▶ _What this task involves_
Give back the records below exactly, every one, with no pictures.

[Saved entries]
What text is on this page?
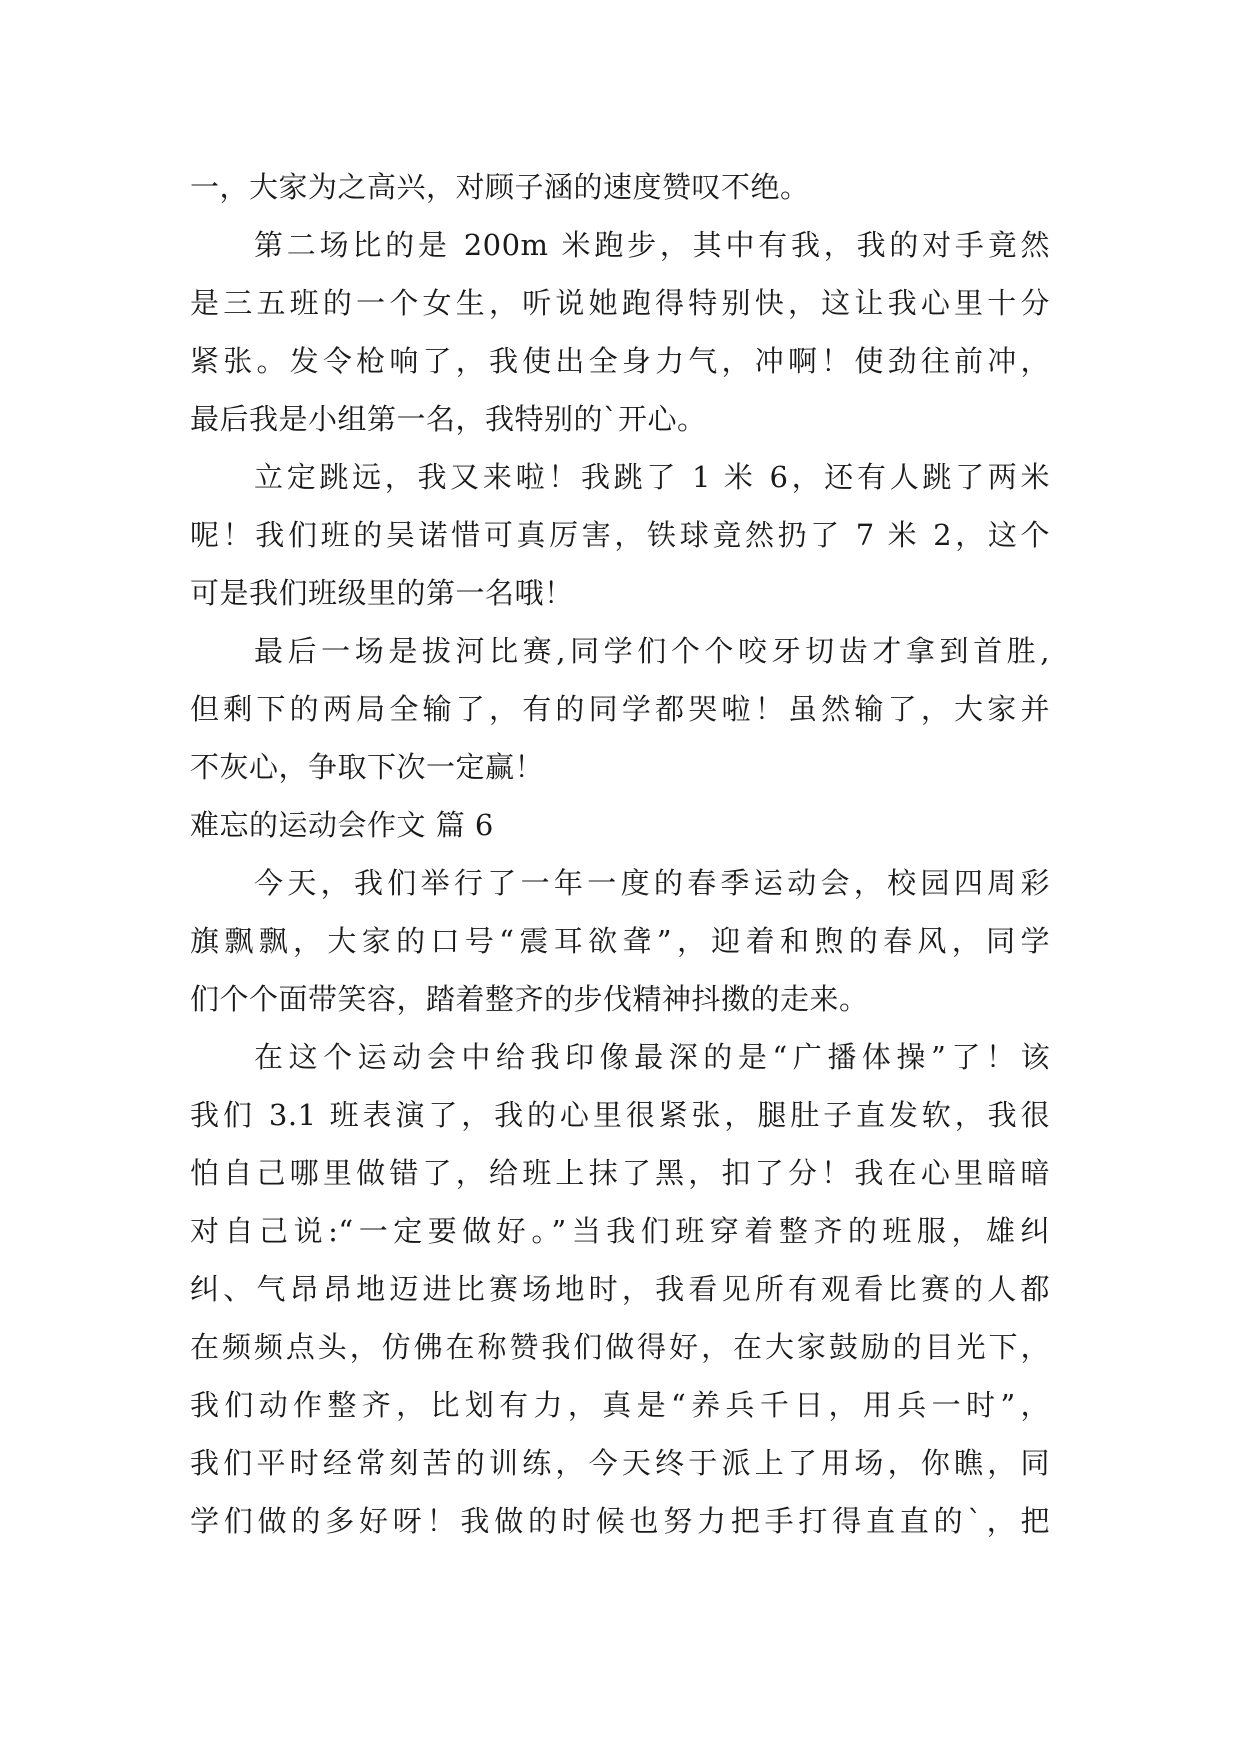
一，大家为之高兴，对顾子涵的速度赞叹不绝。
第二场比的是 200m 米跑步，其中有我，我的对手竟然
是三五班的一个女生，听说她跑得特别快，这让我心里十分
紧张。发令枪响了，我使出全身力气，冲啊！使劲往前冲，
最后我是小组第一名，我特别的`开心。
立定跳远，我又来啦！我跳了 1 米 6，还有人跳了两米
呢！我们班的吴诺惜可真厉害，铁球竟然扔了 7 米 2，这个
可是我们班级里的第一名哦！
最后一场是拔河比赛,同学们个个咬牙切齿才拿到首胜,
但剩下的两局全输了，有的同学都哭啦！虽然输了，大家并
不灰心，争取下次一定赢！
难忘的运动会作文 篇 6
今天，我们举行了一年一度的春季运动会，校园四周彩
旗飘飘，大家的口号“震耳欲聋”，迎着和煦的春风，同学
们个个面带笑容，踏着整齐的步伐精神抖擞的走来。
在这个运动会中给我印像最深的是“广播体操”了！该
我们 3.1 班表演了，我的心里很紧张，腿肚子直发软，我很
怕自己哪里做错了，给班上抹了黑，扣了分！我在心里暗暗
对自己说:“一定要做好。”当我们班穿着整齐的班服，雄纠
纠、气昂昂地迈进比赛场地时，我看见所有观看比赛的人都
在频频点头，仿佛在称赞我们做得好，在大家鼓励的目光下，
我们动作整齐，比划有力，真是“养兵千日，用兵一时”，
我们平时经常刻苦的训练，今天终于派上了用场，你瞧，同
学们做的多好呀！我做的时候也努力把手打得直直的`，把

▶ _Correct response_
What text is on this page?
一，大家为之高兴，对顾子涵的速度赞叹不绝。
第二场比的是 200m 米跑步，其中有我，我的对手竟然
是三五班的一个女生，听说她跑得特别快，这让我心里十分
紧张。发令枪响了，我使出全身力气，冲啊！使劲往前冲，
最后我是小组第一名，我特别的`开心。
立定跳远，我又来啦！我跳了 1 米 6，还有人跳了两米
呢！我们班的吴诺惜可真厉害，铁球竟然扔了 7 米 2，这个
可是我们班级里的第一名哦！
最后一场是拔河比赛,同学们个个咬牙切齿才拿到首胜,
但剩下的两局全输了，有的同学都哭啦！虽然输了，大家并
不灰心，争取下次一定赢！
难忘的运动会作文 篇 6
今天，我们举行了一年一度的春季运动会，校园四周彩
旗飘飘，大家的口号“震耳欲聋”，迎着和煦的春风，同学
们个个面带笑容，踏着整齐的步伐精神抖擞的走来。
在这个运动会中给我印像最深的是“广播体操”了！该
我们 3.1 班表演了，我的心里很紧张，腿肚子直发软，我很
怕自己哪里做错了，给班上抹了黑，扣了分！我在心里暗暗
对自己说:“一定要做好。”当我们班穿着整齐的班服，雄纠
纠、气昂昂地迈进比赛场地时，我看见所有观看比赛的人都
在频频点头，仿佛在称赞我们做得好，在大家鼓励的目光下，
我们动作整齐，比划有力，真是“养兵千日，用兵一时”，
我们平时经常刻苦的训练，今天终于派上了用场，你瞧，同
学们做的多好呀！我做的时候也努力把手打得直直的`，把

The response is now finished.